Stated exercise
Search the data for the word "citrus". Reproduce every line where it is found.
— start Material to process —
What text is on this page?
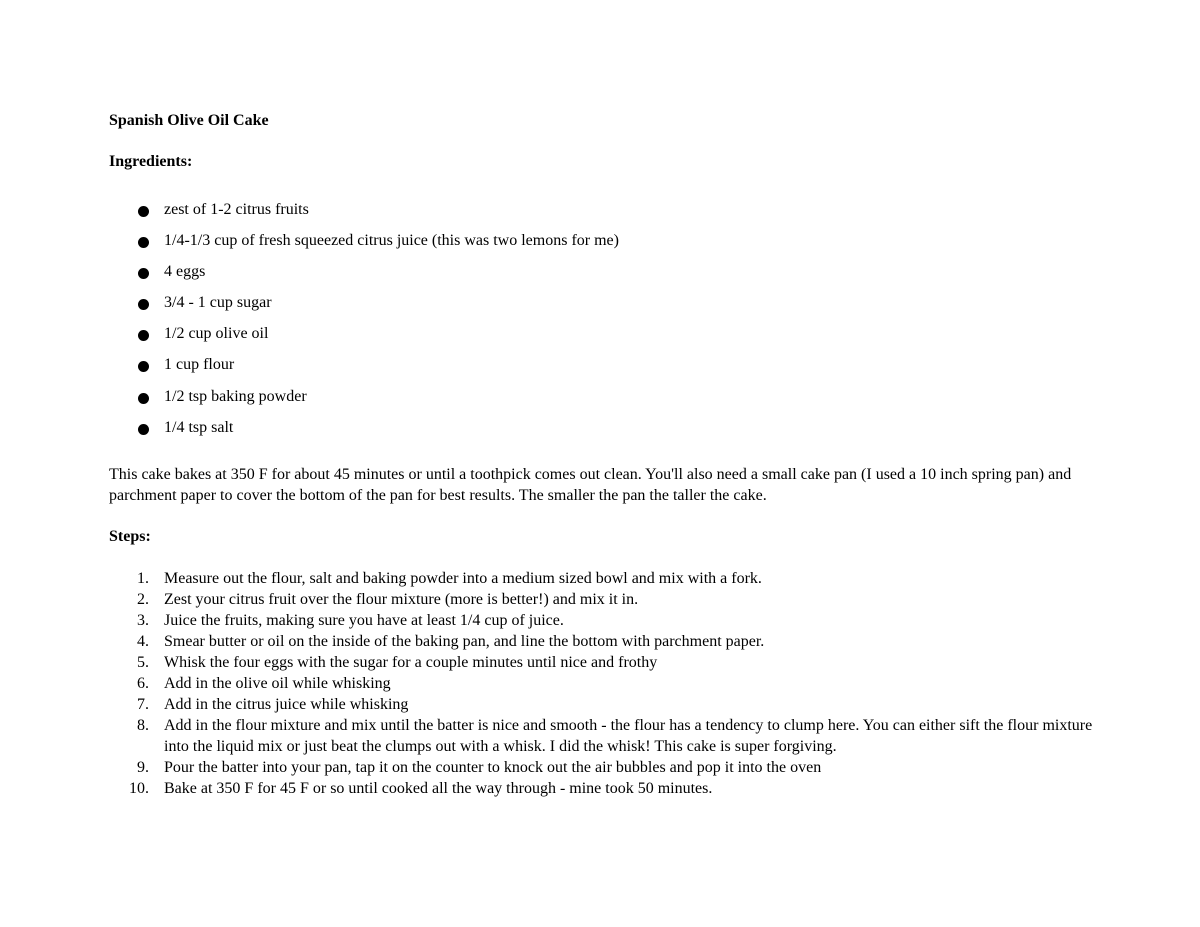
Spanish Olive Oil Cake
Ingredients:
zest of 1-2 citrus fruits
1/4-1/3 cup of fresh squeezed citrus juice (this was two lemons for me)
4 eggs
3/4 - 1 cup sugar
1/2 cup olive oil
1 cup flour
1/2 tsp baking powder
1/4 tsp salt
This cake bakes at 350 F for about 45 minutes or until a toothpick comes out clean. You'll also need a small cake pan (I used a 10 inch spring pan) and parchment paper to cover the bottom of the pan for best results. The smaller the pan the taller the cake.
Steps:
1. Measure out the flour, salt and baking powder into a medium sized bowl and mix with a fork.
2. Zest your citrus fruit over the flour mixture (more is better!) and mix it in.
3. Juice the fruits, making sure you have at least 1/4 cup of juice.
4. Smear butter or oil on the inside of the baking pan, and line the bottom with parchment paper.
5. Whisk the four eggs with the sugar for a couple minutes until nice and frothy
6. Add in the olive oil while whisking
7. Add in the citrus juice while whisking
8. Add in the flour mixture and mix until the batter is nice and smooth - the flour has a tendency to clump here. You can either sift the flour mixture into the liquid mix or just beat the clumps out with a whisk. I did the whisk! This cake is super forgiving.
9. Pour the batter into your pan, tap it on the counter to knock out the air bubbles and pop it into the oven
10. Bake at 350 F for 45 F or so until cooked all the way through - mine took 50 minutes.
— end Material to process —
Answer to this exercise
zest of 1-2 citrus fruits
1/4-1/3 cup of fresh squeezed citrus juice (this was two lemons for me)
2. Zest your citrus fruit over the flour mixture (more is better!) and mix it in.
7. Add in the citrus juice while whisking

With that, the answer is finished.